This article will first map out the legal framework governing space as a global commons and then identify the policy shifts that have led to recent tensions. The need for a policy of renewed restraint in space will then be discussed, because any destructive activities in space affect all nations, not just those actively engaged in tensions or hostilities. The article will conclude by identifying avenues to clarify the applicable international law.

Space as a Global Commons

The notion that outer space should remain a peaceful sanctuary where no nation-state could lay claim to sovereignty was enshrined in the 1967 Outer Space Treaty (OST).1 Article I states that the use of outer space “shall be carried out for the benefit and in the interests of all countries, irrespective of their degree of economic or scientific development, and shall be the province of all mankind.” There is no definition given for the term “province of all mankind,” and it differs from the terminology used in other global commons legal regimes, such as the high seas, deep seabed, and Antarctica.2 However, the general intent is reflected further in the OST. Article II determines that space shall not be subject to national appropriation and, therefore, can never be the territory of any state nor the property of any entity; Article III emphasizes that all activities in space must be in accordance with international law and “in the interest of maintaining international peace and security and promoting international cooperation and understanding.”

> Problems:
• 1. Say whether each statement agrees with the space law passage, answering yes or no and quoting the words that decide it: (a) The Outer Space Treaty defines the term "province of all mankind." (b) Under Article II, space can never be the property of any entity. (c) The Outer Space Treaty dates from 1967.
• 2. Extract everything from "This article will" down to "applicable international law." in the space law passage.
• 3. Continue the space law passage, starting after its last sentence.
The listing that comes next is separate material from the space law passage.

> Provided records:
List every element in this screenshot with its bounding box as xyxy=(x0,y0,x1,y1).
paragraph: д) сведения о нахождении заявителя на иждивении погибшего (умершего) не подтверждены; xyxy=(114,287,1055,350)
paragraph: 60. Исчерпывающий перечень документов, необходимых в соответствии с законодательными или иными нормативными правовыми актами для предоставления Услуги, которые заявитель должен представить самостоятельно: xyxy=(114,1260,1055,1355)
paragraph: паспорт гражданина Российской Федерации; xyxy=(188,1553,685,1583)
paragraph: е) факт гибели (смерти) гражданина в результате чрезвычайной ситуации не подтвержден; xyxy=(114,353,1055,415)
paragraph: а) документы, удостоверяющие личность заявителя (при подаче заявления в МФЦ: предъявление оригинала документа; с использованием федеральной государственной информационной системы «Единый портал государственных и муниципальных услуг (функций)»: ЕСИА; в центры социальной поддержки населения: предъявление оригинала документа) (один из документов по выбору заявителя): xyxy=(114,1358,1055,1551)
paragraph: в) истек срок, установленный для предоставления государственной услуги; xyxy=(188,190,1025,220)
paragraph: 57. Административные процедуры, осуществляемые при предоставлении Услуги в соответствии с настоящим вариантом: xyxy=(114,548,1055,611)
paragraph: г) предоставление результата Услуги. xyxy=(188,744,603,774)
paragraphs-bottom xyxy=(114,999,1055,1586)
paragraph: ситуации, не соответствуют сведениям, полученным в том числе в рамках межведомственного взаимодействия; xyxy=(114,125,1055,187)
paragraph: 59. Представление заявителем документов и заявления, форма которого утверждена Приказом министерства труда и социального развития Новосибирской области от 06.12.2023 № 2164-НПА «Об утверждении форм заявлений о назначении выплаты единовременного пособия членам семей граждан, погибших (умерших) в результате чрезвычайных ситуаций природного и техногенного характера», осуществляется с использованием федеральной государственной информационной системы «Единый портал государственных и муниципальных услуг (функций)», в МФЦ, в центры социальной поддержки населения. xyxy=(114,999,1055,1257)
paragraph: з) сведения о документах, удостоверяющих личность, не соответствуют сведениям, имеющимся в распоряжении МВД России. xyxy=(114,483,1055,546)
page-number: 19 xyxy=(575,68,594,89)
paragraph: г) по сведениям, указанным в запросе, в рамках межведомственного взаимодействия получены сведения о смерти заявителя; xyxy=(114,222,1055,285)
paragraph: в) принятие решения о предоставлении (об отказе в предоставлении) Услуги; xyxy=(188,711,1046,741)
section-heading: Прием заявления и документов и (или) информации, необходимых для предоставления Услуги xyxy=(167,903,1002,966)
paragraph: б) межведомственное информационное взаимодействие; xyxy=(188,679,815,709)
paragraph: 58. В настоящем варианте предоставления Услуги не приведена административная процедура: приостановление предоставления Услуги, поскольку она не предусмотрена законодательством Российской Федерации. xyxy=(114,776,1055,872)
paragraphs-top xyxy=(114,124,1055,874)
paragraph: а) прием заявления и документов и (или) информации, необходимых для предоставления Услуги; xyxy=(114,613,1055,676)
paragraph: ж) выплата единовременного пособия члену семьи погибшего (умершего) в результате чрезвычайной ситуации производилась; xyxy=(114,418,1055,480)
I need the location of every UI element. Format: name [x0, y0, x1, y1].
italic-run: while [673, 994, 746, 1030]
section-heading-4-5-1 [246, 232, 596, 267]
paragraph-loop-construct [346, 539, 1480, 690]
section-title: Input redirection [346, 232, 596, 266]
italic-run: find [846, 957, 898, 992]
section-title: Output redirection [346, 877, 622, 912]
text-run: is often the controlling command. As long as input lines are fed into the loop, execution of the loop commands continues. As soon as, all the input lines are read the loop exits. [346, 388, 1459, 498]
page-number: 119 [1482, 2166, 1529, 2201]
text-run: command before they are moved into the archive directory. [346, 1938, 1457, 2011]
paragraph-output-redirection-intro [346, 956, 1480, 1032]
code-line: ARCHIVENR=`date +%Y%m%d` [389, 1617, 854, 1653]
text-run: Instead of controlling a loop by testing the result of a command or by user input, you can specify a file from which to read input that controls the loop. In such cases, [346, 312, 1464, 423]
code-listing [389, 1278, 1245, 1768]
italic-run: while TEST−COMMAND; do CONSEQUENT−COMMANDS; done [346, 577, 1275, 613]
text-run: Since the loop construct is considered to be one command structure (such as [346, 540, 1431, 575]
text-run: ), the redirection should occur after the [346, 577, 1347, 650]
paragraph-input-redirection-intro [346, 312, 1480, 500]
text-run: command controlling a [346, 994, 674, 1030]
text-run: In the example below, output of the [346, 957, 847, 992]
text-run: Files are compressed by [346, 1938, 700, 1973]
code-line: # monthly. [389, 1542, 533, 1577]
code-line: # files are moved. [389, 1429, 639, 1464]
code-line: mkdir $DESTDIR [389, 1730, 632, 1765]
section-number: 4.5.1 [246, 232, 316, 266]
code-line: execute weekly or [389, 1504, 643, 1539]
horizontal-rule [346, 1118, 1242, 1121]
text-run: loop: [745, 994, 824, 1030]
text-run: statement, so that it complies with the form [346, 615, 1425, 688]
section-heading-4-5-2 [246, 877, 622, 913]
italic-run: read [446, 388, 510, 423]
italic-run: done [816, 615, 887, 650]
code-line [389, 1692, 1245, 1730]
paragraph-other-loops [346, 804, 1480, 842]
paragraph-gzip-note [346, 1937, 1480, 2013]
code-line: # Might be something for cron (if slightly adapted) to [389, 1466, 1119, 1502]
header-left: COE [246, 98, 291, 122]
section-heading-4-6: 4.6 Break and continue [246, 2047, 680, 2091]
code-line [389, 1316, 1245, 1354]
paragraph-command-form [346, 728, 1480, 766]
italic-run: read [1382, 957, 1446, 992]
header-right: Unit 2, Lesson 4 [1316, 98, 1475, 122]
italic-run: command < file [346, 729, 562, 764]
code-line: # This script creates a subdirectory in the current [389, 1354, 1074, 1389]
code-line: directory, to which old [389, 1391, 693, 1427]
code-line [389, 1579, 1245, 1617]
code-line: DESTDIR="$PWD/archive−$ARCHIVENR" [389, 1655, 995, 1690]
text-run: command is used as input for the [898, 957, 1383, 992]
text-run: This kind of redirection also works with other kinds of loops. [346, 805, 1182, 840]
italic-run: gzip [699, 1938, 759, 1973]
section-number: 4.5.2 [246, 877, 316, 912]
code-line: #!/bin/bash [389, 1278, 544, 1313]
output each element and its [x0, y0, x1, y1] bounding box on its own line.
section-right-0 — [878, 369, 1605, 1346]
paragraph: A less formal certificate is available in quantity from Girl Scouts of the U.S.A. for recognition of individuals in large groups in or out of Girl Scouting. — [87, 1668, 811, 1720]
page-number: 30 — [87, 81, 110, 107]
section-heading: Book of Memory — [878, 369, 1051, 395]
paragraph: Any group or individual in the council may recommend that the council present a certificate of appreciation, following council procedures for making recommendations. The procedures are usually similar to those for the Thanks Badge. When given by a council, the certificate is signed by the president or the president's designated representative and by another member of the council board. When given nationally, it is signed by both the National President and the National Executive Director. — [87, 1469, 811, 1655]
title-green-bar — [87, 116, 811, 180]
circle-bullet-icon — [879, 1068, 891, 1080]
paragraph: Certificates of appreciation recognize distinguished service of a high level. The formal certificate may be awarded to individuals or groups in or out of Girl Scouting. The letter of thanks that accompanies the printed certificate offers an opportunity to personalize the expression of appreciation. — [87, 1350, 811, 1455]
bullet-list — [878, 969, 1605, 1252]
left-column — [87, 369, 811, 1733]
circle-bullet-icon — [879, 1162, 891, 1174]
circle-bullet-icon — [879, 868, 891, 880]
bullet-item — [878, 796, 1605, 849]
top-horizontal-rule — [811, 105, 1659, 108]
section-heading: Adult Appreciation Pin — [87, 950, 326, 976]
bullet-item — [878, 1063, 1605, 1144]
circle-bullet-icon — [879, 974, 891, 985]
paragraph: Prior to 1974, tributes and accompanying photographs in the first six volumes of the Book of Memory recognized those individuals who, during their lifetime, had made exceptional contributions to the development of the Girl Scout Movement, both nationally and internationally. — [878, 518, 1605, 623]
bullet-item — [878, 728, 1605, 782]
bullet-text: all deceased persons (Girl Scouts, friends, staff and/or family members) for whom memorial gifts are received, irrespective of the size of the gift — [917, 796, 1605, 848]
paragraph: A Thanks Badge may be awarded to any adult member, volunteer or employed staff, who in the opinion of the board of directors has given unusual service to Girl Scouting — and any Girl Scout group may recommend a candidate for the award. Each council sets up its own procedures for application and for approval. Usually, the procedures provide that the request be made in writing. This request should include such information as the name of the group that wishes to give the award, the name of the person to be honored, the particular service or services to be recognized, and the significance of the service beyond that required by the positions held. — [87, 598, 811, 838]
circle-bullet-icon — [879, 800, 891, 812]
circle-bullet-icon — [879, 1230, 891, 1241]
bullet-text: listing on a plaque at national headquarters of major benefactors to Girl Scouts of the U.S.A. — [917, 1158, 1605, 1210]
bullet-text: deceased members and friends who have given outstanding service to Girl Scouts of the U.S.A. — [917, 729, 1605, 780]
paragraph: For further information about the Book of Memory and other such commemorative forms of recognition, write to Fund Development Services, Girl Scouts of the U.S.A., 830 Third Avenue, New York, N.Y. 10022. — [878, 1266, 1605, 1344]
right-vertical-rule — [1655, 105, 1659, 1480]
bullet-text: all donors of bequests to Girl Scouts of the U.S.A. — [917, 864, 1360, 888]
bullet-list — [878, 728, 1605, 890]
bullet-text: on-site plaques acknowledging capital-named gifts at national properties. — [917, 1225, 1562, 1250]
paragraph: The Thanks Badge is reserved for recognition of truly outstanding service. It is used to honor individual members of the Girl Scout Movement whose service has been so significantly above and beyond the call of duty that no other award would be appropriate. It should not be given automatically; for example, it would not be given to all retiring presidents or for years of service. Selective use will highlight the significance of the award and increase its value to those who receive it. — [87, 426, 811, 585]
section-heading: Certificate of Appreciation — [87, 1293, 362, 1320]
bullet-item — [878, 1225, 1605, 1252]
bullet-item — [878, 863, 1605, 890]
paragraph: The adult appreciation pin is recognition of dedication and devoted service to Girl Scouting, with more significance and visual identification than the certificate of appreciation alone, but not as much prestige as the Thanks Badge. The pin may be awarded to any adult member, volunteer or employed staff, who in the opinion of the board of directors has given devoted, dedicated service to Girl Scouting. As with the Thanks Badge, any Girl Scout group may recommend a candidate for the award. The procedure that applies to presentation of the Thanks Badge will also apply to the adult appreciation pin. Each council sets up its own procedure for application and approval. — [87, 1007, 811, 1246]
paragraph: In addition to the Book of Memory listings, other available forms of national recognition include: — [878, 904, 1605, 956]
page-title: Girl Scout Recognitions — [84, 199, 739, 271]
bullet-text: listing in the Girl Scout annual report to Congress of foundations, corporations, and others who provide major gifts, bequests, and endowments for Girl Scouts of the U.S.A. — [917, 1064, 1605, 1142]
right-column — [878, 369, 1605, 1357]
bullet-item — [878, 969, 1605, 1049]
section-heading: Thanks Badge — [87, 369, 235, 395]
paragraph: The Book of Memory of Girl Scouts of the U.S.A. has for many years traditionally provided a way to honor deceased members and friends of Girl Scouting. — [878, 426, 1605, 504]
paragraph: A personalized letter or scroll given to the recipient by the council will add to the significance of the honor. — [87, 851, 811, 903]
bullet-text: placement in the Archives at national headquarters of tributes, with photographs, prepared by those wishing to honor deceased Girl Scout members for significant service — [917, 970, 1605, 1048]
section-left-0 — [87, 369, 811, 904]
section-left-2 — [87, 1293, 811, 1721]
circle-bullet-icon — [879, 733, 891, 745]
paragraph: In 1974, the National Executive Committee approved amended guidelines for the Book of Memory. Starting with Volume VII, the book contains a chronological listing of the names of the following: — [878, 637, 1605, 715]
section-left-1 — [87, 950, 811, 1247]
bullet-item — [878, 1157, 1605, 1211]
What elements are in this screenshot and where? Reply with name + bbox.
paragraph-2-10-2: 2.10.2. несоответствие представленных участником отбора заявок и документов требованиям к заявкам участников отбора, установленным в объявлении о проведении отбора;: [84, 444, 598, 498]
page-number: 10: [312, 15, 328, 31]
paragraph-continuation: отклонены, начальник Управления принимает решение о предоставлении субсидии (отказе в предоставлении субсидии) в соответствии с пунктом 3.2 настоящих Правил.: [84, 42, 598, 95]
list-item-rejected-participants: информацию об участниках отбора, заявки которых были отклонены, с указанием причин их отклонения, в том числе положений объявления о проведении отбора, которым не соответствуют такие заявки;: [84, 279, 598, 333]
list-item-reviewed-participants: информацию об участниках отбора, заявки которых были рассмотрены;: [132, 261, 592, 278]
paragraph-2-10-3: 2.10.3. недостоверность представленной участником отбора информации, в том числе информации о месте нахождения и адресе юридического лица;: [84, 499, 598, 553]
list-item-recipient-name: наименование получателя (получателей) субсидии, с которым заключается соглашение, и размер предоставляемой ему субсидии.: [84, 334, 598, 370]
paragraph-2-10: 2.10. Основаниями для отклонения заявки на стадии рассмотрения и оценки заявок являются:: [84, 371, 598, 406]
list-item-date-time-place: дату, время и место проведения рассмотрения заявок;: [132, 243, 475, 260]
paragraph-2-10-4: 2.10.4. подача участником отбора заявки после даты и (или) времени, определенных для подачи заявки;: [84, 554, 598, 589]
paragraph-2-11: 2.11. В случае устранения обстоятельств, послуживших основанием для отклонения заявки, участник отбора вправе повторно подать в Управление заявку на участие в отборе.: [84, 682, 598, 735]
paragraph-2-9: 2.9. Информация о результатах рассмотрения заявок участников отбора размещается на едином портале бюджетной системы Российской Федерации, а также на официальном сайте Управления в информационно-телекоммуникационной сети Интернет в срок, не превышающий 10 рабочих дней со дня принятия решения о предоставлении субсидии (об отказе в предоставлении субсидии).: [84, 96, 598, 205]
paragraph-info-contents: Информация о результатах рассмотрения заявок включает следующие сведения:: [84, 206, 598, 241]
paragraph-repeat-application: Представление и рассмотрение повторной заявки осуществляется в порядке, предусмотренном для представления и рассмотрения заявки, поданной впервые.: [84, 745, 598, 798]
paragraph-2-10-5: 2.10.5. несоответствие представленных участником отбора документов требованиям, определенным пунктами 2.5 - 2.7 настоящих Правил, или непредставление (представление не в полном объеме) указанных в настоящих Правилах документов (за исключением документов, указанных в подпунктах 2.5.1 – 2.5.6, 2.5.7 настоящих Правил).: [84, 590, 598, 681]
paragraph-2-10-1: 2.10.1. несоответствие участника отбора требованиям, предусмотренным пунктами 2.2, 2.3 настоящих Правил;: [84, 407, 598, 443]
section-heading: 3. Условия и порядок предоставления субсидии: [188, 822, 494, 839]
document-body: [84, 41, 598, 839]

> Task-by-task answers:
• 1.
(a) No: "There is no definition given for the term “province of all mankind,”"
(b) Yes: "can never be the territory of any state nor the property of any entity"
(c) Yes: "enshrined in the 1967 Outer Space Treaty (OST)"

• 2.
This article will first map out the legal framework governing space as a global commons and then identify the policy shifts that have led to recent tensions. The need for a policy of renewed restraint in space will then be discussed, because any destructive activities in space affect all nations, not just those actively engaged in tensions or hostilities. The article will conclude by identifying avenues to clarify the applicable international law.

• 3.
The notion of a global commons has come under threat, and there is a risk of an emerging space arms race and even of a conflict in space.

This establishment of outer space as a global commons was a product of the Cold War. Following a series of arms tests in space, both the United States and the USSR realized that if they wanted to continue to have access to space for intelligence, reconnaissance, and surveillance purposes, they would need to come to some compromises as to its use. The competition to be the dominant power in space began with the USSR’s launch of Sputnik in 1957. Both powers vied for technological dominance, conducting various nuclear tests in the upper atmosphere and lower Earth orbits. Perhaps the worst of these was the 1962 Starfish Prime test launched by the United States, which exploded a 1.4 megaton hydrogen bomb at an altitude of 248 miles and disabled at least six satellites, including British, American, and Soviet TV broadcast and telecommunications satellites.3 It also affected radio transmissions from California to Australia for several hours, making clear at once that a conflict in space would have far-reaching consequences for all countries, even neutral ones.

This and other tests led both superpowers to realize that although space could be seen as the ultimate “high ground” in military terms,4 where a technological advantage out of reach of an adversary’s firepower would mean dominance in space and on Earth, at the same time the unique nature of the environment meant that weaponization could endanger each state’s own sovereign interests as much as any adversaries. A cooperative restraint emerged in the late 1960s and early 1970s, reflected in the rapid emergence of an international legal regime to protect the collective interest in this global commons. Alongside the OST there are four other core space treaties, all negotiated under the auspices of the UN Committee on Peaceful Uses of Outer Space.5

This protective legal regime gained wide international support, with many nations signing these treaties even before they had built their own space capabilities. There was a desire to protect future access to and use of space, for international telecommunications, broadcasting, and military uses, and there was consensus that this would require international cooperation.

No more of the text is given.